— RECORD SET —

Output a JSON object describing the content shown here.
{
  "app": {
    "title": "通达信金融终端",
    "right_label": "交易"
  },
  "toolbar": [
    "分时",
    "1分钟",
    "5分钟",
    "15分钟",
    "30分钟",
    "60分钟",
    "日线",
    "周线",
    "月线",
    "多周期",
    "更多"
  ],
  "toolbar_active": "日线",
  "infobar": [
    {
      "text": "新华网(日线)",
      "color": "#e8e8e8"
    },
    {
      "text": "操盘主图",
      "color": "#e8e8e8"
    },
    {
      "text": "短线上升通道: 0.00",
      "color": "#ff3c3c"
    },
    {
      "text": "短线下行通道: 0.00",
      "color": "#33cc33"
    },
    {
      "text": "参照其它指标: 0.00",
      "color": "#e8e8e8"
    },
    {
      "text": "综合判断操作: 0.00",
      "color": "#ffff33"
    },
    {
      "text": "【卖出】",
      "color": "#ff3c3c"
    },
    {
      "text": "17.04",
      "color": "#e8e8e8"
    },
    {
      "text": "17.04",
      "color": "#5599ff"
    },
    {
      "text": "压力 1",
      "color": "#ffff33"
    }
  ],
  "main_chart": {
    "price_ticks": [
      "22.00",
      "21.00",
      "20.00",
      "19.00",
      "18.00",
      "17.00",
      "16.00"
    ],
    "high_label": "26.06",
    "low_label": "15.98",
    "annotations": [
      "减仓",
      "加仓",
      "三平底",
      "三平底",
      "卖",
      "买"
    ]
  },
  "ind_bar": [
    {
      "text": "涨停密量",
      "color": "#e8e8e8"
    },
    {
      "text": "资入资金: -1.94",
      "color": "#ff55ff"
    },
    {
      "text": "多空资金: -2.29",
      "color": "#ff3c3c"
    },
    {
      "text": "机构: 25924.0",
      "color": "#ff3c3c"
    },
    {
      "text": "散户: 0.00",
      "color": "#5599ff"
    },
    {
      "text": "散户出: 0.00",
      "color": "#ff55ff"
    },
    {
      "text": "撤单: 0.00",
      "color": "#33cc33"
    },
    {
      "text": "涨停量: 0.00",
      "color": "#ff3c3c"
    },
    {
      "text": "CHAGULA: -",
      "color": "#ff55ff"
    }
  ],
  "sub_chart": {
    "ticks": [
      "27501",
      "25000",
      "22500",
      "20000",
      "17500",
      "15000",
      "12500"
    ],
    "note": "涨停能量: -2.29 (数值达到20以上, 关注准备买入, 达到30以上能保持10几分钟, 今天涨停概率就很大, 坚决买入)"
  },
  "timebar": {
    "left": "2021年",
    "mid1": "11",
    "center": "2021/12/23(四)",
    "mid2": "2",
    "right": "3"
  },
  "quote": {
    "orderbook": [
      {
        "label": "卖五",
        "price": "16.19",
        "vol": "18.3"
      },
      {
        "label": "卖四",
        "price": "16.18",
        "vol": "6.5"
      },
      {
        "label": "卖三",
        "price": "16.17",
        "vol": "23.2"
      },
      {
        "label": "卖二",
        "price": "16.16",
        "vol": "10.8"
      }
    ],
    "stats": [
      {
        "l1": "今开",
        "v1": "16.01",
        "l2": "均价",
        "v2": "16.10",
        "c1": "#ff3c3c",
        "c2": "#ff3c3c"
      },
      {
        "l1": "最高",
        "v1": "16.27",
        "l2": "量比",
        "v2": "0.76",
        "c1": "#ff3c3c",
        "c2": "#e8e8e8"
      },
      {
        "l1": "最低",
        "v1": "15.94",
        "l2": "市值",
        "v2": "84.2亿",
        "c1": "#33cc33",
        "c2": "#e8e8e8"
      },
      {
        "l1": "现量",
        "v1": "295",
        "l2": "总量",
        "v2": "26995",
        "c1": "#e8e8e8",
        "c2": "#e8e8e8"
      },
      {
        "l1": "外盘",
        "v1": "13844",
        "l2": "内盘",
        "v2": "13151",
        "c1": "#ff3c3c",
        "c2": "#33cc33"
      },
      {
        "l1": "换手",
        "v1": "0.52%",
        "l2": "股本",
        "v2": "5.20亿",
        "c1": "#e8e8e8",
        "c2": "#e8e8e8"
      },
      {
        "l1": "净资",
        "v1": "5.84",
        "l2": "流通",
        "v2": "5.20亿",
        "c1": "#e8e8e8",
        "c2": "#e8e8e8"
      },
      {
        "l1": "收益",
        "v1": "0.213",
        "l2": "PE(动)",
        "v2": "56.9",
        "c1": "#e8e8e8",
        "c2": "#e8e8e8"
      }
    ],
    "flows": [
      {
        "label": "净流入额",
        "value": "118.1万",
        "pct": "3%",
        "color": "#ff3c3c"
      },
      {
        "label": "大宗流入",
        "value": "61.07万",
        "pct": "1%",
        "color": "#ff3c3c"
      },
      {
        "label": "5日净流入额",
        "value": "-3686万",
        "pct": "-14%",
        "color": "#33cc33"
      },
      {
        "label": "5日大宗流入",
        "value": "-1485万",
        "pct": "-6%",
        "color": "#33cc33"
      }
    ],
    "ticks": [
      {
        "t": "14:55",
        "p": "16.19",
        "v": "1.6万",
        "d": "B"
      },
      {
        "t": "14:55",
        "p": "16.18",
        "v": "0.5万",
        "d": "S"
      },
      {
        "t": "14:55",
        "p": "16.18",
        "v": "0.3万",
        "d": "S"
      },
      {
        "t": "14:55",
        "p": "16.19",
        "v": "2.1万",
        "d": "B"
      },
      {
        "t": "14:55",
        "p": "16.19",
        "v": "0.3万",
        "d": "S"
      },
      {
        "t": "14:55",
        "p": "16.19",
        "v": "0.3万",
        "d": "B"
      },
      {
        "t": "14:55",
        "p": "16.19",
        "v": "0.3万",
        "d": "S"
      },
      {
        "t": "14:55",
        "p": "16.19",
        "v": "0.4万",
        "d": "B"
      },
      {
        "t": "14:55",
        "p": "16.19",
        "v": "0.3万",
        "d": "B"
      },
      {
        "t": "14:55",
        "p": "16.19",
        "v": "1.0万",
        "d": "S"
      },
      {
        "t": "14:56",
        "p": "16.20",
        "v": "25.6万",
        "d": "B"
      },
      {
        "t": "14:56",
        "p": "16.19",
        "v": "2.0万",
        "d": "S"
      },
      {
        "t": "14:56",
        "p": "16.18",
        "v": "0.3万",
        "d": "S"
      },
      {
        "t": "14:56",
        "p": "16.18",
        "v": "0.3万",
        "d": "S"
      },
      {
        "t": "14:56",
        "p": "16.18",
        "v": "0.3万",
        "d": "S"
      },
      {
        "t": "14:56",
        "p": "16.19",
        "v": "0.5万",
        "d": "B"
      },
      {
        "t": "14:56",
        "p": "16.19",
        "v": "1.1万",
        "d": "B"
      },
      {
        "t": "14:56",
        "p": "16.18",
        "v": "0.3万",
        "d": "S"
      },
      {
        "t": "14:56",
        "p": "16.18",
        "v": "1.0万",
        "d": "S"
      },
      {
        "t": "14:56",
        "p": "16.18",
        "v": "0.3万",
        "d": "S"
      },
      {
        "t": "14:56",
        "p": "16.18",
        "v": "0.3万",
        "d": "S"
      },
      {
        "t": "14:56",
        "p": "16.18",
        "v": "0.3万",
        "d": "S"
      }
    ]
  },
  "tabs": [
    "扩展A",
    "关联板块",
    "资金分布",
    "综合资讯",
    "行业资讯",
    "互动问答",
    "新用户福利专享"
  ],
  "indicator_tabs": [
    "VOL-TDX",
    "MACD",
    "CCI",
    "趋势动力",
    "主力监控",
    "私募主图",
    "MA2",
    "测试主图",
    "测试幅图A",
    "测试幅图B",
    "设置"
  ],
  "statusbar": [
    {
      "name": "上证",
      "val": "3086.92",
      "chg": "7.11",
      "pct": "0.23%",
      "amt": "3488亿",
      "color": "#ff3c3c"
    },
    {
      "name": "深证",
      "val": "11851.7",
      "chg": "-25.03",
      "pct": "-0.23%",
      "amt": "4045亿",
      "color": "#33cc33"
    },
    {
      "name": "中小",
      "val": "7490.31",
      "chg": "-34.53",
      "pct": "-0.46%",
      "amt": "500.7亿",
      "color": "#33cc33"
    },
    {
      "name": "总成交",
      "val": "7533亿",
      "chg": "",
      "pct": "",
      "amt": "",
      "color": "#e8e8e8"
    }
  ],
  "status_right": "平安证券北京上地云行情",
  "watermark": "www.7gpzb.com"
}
* * *
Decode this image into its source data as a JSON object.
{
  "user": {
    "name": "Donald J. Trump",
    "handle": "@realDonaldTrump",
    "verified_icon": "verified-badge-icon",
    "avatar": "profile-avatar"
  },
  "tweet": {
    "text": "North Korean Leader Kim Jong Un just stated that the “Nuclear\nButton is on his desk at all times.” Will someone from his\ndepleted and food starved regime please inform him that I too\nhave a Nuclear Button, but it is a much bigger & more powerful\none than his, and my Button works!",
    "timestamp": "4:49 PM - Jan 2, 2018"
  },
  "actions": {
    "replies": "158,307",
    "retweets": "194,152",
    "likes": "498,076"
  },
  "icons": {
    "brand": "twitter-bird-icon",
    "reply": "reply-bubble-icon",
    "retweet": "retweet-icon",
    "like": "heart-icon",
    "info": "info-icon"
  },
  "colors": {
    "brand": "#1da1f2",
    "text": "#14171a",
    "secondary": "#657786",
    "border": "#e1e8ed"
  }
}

— WRITTEN EXERCISE —
From the entries above, copy every line containing the word "JSON".

— FINISHED EXERCISE —
Output a JSON object describing the content shown here.
Decode this image into its source data as a JSON object.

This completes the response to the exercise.